* The records:

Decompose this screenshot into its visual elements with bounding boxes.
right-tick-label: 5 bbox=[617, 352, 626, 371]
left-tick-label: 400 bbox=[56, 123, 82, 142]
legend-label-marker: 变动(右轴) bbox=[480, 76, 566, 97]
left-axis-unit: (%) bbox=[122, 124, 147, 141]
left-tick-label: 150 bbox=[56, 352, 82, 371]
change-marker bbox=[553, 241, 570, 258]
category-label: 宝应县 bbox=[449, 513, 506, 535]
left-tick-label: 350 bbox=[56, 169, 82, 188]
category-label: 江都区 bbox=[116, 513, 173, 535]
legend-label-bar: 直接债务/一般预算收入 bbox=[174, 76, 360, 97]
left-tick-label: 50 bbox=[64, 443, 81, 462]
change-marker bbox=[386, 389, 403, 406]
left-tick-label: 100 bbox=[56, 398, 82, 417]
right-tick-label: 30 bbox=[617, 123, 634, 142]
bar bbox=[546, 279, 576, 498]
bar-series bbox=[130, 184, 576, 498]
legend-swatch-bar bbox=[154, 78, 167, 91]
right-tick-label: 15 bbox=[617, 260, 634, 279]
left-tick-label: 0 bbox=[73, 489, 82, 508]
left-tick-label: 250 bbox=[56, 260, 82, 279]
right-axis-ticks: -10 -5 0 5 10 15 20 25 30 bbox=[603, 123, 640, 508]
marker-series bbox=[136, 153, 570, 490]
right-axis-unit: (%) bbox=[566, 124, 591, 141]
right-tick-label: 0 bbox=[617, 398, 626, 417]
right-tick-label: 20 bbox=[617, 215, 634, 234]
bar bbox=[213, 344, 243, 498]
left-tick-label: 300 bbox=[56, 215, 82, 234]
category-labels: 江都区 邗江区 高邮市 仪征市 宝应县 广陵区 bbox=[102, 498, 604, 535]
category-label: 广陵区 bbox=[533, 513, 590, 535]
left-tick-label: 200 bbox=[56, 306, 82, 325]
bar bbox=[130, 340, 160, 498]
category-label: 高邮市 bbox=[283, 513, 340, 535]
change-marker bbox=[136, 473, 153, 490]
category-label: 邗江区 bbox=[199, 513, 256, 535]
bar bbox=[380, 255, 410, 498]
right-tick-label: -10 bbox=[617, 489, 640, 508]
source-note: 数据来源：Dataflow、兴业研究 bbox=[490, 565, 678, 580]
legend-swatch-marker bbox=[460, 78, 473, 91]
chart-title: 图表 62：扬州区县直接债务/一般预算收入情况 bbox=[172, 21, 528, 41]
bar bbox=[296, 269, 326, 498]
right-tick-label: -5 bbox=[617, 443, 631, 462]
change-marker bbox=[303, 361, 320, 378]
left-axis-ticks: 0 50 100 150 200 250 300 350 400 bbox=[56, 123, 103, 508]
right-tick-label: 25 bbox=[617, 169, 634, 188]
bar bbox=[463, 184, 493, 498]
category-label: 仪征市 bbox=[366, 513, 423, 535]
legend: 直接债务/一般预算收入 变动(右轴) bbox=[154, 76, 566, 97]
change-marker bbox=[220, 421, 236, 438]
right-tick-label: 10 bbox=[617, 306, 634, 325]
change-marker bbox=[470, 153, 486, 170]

* What this task involves: How many lines of the material contain the string "legend"? Give only the number.

* The output: 5